------ Records provided ------

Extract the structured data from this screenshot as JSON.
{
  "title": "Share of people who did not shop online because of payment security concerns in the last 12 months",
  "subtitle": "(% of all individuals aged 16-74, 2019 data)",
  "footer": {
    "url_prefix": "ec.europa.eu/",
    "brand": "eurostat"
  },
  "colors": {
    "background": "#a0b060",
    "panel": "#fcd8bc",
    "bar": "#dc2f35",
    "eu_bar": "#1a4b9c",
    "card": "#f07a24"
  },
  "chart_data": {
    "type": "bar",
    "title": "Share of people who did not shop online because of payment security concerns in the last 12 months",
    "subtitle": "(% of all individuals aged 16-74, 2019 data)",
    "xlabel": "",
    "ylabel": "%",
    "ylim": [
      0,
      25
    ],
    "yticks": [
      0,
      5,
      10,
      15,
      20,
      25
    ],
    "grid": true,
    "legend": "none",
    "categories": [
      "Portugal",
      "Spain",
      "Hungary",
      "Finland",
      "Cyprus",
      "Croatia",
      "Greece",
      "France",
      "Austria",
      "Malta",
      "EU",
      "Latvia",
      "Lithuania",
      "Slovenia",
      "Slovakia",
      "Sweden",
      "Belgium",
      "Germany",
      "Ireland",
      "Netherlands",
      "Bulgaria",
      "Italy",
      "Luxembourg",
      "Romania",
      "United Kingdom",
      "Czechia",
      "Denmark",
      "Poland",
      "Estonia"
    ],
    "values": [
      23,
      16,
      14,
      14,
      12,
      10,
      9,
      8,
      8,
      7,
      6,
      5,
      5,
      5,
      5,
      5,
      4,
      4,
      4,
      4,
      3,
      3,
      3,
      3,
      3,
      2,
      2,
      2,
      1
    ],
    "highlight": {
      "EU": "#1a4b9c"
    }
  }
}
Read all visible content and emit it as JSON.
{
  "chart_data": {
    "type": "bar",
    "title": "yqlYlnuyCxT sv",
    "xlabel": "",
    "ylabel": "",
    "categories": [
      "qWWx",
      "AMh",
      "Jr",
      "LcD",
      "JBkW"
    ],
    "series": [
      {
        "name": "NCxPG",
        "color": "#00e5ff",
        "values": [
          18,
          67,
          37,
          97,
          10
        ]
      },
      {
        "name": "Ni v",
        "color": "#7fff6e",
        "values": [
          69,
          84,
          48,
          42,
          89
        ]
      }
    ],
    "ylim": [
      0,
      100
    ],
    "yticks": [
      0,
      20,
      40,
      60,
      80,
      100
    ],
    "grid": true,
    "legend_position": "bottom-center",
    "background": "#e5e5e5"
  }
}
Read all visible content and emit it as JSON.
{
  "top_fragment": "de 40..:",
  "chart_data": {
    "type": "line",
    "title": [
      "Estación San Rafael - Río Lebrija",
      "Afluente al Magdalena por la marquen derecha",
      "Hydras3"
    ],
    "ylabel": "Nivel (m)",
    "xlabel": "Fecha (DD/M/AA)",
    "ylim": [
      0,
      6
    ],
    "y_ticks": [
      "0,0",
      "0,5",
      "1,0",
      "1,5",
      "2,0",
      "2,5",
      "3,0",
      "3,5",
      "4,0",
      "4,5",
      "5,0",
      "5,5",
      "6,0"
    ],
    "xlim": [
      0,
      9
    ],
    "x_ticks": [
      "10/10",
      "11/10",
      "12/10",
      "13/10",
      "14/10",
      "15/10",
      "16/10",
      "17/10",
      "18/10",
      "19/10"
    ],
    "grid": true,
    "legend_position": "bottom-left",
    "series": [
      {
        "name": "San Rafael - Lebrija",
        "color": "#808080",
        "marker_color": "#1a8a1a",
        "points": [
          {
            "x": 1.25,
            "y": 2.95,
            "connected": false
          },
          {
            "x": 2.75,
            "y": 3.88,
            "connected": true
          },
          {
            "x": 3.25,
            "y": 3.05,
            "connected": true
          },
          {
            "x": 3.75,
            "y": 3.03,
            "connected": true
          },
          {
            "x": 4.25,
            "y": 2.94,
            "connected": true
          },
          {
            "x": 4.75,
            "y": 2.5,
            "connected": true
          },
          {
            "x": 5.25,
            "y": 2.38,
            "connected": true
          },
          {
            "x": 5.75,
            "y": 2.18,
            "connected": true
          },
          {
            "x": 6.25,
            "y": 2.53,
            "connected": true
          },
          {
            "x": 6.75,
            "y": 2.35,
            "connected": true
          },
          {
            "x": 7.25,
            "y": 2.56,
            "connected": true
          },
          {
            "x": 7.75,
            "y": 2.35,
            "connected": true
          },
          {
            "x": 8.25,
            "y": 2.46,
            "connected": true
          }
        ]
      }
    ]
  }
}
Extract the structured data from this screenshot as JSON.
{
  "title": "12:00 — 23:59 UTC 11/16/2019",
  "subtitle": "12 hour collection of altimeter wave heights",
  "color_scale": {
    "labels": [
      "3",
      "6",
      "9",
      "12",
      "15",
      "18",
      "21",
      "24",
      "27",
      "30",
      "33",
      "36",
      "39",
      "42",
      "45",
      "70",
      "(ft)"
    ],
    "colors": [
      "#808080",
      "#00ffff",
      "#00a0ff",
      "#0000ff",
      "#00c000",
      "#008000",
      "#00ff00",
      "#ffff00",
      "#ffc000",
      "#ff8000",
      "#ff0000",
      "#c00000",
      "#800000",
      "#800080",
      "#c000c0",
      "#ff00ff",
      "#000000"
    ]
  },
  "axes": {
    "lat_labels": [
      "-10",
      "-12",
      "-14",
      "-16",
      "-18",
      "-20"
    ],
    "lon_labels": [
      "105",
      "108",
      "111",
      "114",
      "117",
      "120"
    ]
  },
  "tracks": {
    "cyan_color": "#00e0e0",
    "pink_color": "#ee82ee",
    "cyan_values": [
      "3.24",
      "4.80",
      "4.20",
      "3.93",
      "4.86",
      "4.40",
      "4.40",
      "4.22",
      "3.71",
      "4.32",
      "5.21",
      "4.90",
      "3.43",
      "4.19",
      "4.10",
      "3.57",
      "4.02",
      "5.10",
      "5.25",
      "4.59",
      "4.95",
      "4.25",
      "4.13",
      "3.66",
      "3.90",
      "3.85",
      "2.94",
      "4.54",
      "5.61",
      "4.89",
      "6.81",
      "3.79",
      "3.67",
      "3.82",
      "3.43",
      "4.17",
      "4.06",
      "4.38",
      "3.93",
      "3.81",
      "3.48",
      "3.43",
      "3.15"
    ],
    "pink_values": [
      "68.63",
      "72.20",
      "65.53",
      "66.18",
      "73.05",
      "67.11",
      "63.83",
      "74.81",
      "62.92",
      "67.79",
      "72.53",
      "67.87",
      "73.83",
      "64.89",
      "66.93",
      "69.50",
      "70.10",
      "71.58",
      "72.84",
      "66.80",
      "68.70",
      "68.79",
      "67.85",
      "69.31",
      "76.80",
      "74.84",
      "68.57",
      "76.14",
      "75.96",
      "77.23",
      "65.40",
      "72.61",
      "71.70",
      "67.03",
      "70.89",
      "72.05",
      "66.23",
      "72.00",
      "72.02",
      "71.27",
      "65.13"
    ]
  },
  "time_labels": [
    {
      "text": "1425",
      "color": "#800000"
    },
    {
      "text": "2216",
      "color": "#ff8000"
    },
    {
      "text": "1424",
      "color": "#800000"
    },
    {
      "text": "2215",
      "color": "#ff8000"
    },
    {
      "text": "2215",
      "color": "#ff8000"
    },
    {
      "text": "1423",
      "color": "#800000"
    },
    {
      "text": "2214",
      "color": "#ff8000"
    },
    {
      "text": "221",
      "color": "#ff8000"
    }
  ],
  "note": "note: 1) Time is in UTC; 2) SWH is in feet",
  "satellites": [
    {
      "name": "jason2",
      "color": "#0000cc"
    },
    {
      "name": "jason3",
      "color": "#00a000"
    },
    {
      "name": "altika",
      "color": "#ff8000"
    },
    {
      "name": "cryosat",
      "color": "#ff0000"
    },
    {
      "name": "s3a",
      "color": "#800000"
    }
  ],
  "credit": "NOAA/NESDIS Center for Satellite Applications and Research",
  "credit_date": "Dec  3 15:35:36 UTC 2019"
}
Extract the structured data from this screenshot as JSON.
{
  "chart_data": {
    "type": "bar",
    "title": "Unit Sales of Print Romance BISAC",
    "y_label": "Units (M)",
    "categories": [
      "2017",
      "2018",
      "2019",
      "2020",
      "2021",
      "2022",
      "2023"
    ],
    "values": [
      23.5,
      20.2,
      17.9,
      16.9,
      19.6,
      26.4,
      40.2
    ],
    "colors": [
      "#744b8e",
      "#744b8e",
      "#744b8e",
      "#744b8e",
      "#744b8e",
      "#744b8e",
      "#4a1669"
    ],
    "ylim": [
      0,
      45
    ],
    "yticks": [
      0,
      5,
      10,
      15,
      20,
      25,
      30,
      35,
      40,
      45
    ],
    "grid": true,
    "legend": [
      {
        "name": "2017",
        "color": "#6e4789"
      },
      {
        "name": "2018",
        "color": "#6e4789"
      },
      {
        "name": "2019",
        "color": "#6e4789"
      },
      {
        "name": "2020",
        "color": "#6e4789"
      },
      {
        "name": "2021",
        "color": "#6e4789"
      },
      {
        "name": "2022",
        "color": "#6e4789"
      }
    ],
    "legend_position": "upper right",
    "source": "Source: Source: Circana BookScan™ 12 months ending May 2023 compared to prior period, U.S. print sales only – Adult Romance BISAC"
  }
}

------

Given request:
Above are several records. Count the lines among them that contain "subtitle" and give only the total.

Result:
3